-- YOUR GOAL --
Below is a block of records: output all of them exactly and leave out the pictures.

-- DATA FOR PROCESSING --

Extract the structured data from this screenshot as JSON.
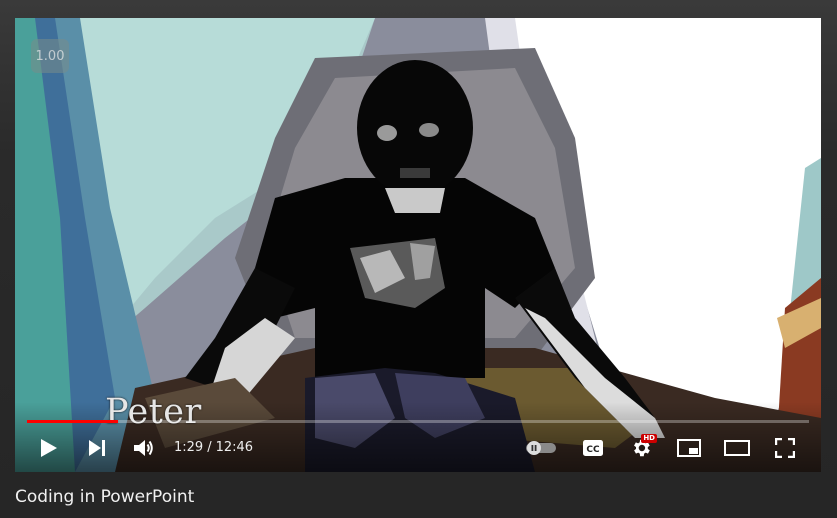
{
  "player": {
    "speed_badge": "1.00",
    "caption": "Peter",
    "progress_fraction": 0.116,
    "time": {
      "current": "1:29",
      "separator": "/",
      "duration": "12:46"
    },
    "controls": {
      "play_icon": "play-icon",
      "next_icon": "next-icon",
      "volume_icon": "volume-icon",
      "autoplay_icon": "autoplay-toggle-icon",
      "subtitles_icon": "cc-icon",
      "settings_icon": "gear-icon",
      "settings_badge": "HD",
      "miniplayer_icon": "miniplayer-icon",
      "theater_icon": "theater-icon",
      "fullscreen_icon": "fullscreen-icon"
    },
    "colors": {
      "progress": "#ff0000",
      "hd_badge": "#cc0000"
    }
  },
  "video": {
    "title": "Coding in PowerPoint"
  }
}
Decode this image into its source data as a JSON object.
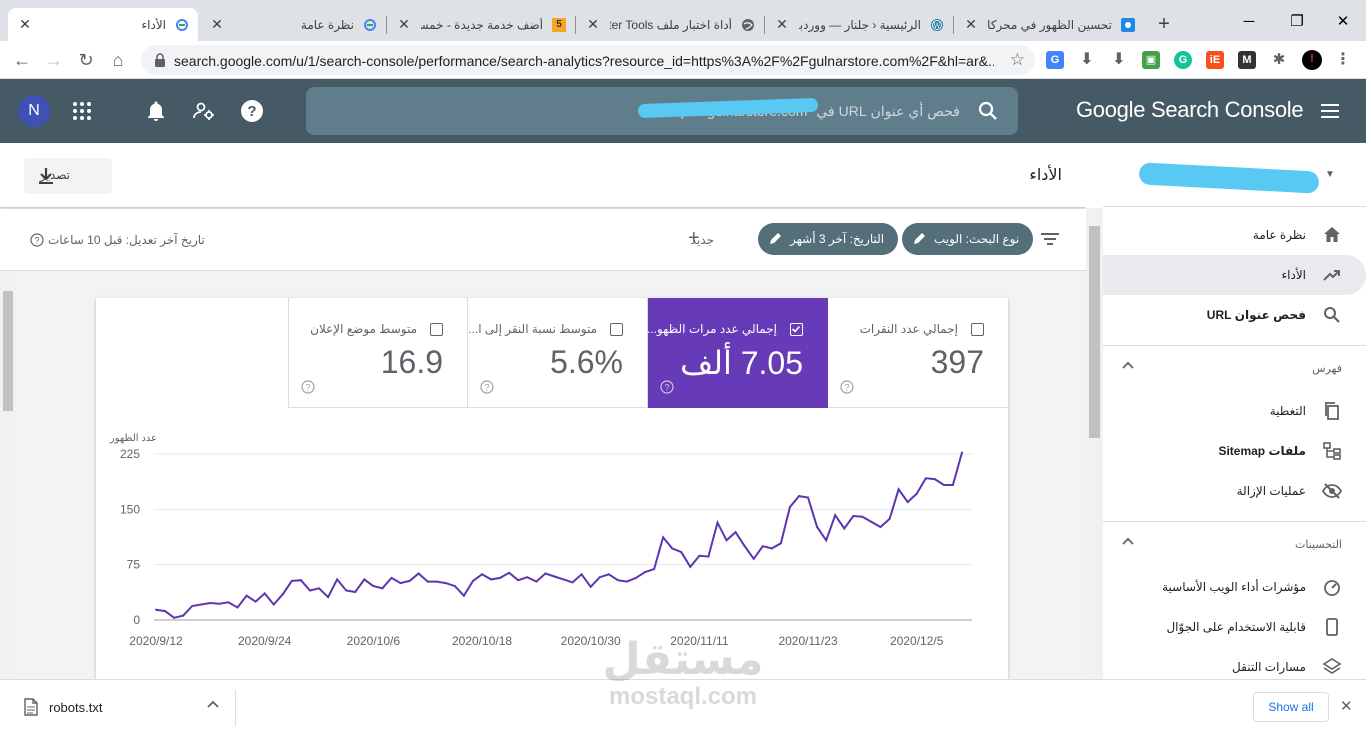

-- FULL SOLUTION --
Extract the structured data from this screenshot as JSON.
{
  "player": {
    "speed_badge": "1.00",
    "caption": "Peter",
    "progress_fraction": 0.116,
    "time": {
      "current": "1:29",
      "separator": "/",
      "duration": "12:46"
    },
    "controls": {
      "play_icon": "play-icon",
      "next_icon": "next-icon",
      "volume_icon": "volume-icon",
      "autoplay_icon": "autoplay-toggle-icon",
      "subtitles_icon": "cc-icon",
      "settings_icon": "gear-icon",
      "settings_badge": "HD",
      "miniplayer_icon": "miniplayer-icon",
      "theater_icon": "theater-icon",
      "fullscreen_icon": "fullscreen-icon"
    },
    "colors": {
      "progress": "#ff0000",
      "hd_badge": "#cc0000"
    }
  },
  "video": {
    "title": "Coding in PowerPoint"
  }
}
Decode this image into its source data as a JSON object.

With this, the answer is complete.